Aim of the exercise: Copy every line of the records below that holds the word "What".

Provided entries:

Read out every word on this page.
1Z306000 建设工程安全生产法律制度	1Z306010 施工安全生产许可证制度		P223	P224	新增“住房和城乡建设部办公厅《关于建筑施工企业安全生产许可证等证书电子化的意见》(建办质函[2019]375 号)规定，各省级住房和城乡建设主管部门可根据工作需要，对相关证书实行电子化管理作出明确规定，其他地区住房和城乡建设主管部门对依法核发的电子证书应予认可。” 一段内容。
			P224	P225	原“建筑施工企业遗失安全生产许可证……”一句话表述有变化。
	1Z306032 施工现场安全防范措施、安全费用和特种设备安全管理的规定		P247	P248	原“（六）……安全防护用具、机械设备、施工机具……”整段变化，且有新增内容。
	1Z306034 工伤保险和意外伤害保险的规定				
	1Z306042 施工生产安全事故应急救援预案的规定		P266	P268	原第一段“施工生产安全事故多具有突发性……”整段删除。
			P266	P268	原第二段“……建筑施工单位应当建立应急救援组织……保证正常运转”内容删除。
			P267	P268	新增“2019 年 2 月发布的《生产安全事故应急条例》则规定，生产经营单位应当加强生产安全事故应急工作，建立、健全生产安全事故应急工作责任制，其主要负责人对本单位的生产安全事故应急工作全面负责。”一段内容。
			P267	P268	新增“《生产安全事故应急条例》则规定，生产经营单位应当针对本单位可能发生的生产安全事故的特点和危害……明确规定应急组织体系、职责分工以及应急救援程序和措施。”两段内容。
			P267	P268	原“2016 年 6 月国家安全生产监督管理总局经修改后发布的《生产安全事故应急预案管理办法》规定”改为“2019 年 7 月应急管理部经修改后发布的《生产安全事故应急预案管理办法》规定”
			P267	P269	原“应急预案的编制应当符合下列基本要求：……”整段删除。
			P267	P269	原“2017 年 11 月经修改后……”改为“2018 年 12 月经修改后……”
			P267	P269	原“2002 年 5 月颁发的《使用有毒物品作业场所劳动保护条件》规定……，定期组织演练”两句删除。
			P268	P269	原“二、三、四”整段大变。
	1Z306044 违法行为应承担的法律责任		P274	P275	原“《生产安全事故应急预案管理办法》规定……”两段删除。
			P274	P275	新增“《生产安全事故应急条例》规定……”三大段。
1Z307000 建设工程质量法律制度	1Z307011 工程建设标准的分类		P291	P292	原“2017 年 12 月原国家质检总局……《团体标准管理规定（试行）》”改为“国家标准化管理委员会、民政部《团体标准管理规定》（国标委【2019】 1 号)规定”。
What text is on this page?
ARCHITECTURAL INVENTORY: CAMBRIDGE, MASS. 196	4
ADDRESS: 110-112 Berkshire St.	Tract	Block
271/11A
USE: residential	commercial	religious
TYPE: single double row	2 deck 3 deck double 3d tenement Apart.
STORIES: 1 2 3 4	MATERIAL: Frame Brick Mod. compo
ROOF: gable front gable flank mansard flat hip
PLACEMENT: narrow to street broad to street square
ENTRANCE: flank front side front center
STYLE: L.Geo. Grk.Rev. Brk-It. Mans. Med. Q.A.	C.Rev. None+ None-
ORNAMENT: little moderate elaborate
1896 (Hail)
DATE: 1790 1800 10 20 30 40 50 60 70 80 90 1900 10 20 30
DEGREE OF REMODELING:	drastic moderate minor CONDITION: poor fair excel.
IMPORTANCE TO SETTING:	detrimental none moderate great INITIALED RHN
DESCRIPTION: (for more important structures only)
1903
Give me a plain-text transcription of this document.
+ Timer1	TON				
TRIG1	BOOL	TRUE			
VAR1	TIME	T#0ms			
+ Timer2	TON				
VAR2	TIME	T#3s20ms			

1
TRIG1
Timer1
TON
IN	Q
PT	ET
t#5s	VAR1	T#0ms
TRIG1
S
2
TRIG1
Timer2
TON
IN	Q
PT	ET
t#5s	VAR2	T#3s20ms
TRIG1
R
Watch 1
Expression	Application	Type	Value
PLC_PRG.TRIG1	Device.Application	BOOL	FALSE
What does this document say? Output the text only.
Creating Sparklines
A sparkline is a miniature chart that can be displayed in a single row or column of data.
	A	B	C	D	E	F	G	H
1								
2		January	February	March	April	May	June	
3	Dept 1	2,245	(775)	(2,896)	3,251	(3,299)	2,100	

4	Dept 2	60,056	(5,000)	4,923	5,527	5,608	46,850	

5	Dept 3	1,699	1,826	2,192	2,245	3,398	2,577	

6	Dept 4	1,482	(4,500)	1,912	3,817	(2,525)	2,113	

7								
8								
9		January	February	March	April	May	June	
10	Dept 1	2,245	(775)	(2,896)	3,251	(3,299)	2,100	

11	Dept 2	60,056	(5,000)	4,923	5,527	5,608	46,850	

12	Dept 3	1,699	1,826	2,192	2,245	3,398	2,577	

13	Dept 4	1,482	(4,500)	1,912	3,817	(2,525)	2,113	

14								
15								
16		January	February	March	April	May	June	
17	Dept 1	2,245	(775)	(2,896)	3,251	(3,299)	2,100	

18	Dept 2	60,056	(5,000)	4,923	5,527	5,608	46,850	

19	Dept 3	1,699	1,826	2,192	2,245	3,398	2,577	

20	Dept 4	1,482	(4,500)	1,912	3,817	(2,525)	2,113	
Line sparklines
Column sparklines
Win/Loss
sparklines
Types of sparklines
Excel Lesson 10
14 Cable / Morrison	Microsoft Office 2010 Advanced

Output of the exercise:
What text is on this page?
What does this document say? Output the text only.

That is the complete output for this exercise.